─── Listing

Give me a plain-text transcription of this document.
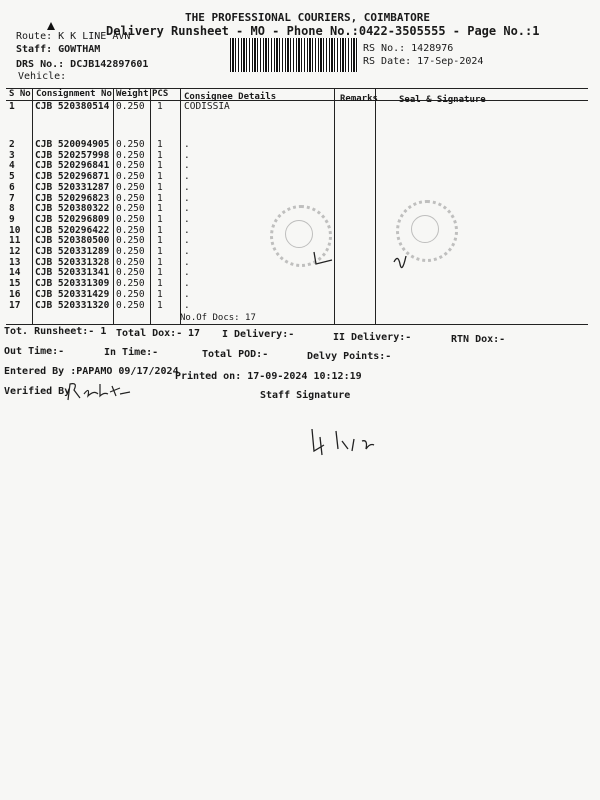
THE PROFESSIONAL COURIERS, COIMBATORE
Delivery Runsheet - MO - Phone No.:0422-3505555 - Page No.:1
Route: K K LINE AVN
Staff: GOWTHAM
DRS No.: DCJB142897601
Vehicle:
RS No.: 1428976
RS Date: 17-Sep-2024
S No Consignment No Weight PCS Consignee Details	Remarks Seal & Signature
1 CJB 520380514 0.250 1 CODISSIA
2 CJB 520094905 0.250 1 .
3 CJB 520257998 0.250 1 .
4 CJB 520296841 0.250 1 .
5 CJB 520296871 0.250 1 .
6 CJB 520331287 0.250 1 .
7 CJB 520296823 0.250 1 .
8 CJB 520380322 0.250 1 .
9 CJB 520296809 0.250 1 .
10 CJB 520296422 0.250 1 .
11 CJB 520380500 0.250 1 .
12 CJB 520331289 0.250 1 .
13 CJB 520331328 0.250 1 .
14 CJB 520331341 0.250 1 .
15 CJB 520331309 0.250 1 .
16 CJB 520331429 0.250 1 .
17 CJB 520331320 0.250 1 .
No.Of Docs: 17
Tot. Runsheet:- 1 Total Dox:- 17 I Delivery:-	II Delivery:-	RTN Dox:-
Out Time:-	In Time:-	Total POD:-	Delvy Points:-
Entered By :PAPAMO 09/17/2024
Printed on: 17-09-2024 10:12:19
Verified By	Staff Signature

──────

Using the data above, copy each line that contains "Runsheet".

- _Result of this task_:
Delivery Runsheet - MO - Phone No.:0422-3505555 - Page No.:1
Tot. Runsheet:- 1 Total Dox:- 17 I Delivery:-	II Delivery:-	RTN Dox:-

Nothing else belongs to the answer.